Stated task – Gather the lines that hold the string "政府网站工作年度报表".
— START —
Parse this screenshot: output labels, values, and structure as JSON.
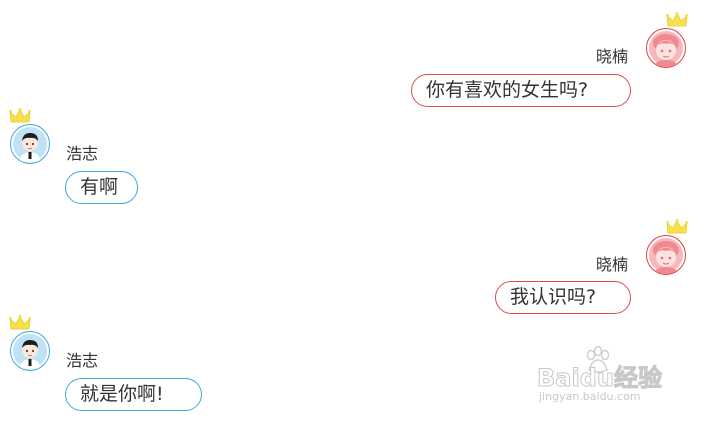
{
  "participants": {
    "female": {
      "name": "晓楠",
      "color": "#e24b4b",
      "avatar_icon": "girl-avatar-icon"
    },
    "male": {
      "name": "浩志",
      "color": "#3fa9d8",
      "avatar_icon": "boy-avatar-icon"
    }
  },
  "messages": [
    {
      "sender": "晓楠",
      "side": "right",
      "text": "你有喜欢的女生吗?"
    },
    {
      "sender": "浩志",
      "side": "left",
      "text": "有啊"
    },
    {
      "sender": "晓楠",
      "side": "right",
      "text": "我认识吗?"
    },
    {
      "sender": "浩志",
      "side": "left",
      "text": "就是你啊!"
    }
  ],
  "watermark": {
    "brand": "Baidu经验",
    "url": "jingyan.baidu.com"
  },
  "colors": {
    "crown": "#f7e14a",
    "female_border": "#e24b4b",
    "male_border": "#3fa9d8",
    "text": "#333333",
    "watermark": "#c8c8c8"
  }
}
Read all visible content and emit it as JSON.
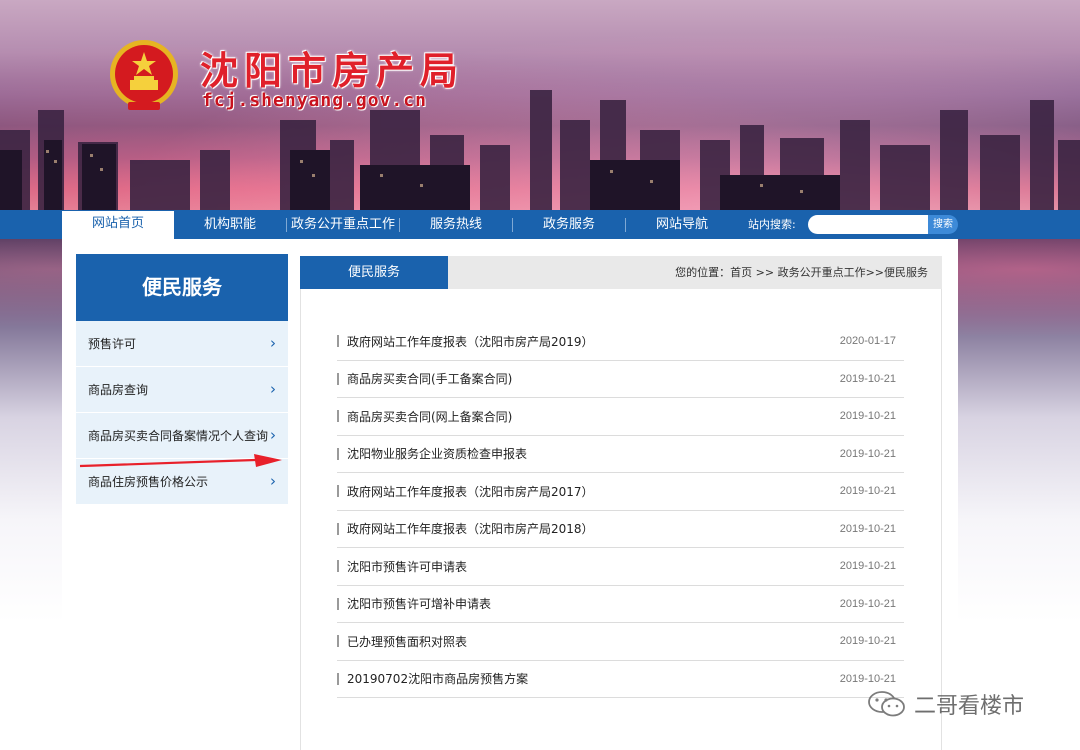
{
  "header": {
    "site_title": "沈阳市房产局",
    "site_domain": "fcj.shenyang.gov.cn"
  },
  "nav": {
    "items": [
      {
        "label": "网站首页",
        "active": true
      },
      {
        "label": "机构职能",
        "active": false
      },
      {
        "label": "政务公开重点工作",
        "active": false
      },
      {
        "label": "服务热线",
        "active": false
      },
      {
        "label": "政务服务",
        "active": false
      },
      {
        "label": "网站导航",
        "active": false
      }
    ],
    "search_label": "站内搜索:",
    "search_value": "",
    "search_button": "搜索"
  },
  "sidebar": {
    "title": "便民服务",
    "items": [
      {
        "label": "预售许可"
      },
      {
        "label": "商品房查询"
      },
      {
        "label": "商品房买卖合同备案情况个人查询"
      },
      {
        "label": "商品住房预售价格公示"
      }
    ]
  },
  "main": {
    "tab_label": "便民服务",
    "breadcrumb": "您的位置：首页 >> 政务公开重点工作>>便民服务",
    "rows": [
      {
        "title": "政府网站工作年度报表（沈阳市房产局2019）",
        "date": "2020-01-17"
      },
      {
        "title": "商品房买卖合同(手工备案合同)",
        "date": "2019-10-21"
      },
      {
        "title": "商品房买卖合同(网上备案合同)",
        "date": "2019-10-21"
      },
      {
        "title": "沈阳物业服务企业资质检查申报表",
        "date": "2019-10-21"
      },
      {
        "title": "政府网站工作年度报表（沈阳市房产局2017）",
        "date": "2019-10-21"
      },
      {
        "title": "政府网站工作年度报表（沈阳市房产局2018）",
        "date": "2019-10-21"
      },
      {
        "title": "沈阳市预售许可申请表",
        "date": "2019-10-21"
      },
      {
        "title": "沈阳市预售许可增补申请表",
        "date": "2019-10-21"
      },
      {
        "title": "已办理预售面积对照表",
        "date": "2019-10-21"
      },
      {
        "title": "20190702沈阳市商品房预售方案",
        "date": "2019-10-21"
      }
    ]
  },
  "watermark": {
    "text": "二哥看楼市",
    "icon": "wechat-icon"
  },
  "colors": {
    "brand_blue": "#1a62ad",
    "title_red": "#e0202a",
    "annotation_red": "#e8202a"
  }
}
— END —
Written answer –
        "title": "政府网站工作年度报表（沈阳市房产局2019）",
        "title": "政府网站工作年度报表（沈阳市房产局2017）",
        "title": "政府网站工作年度报表（沈阳市房产局2018）",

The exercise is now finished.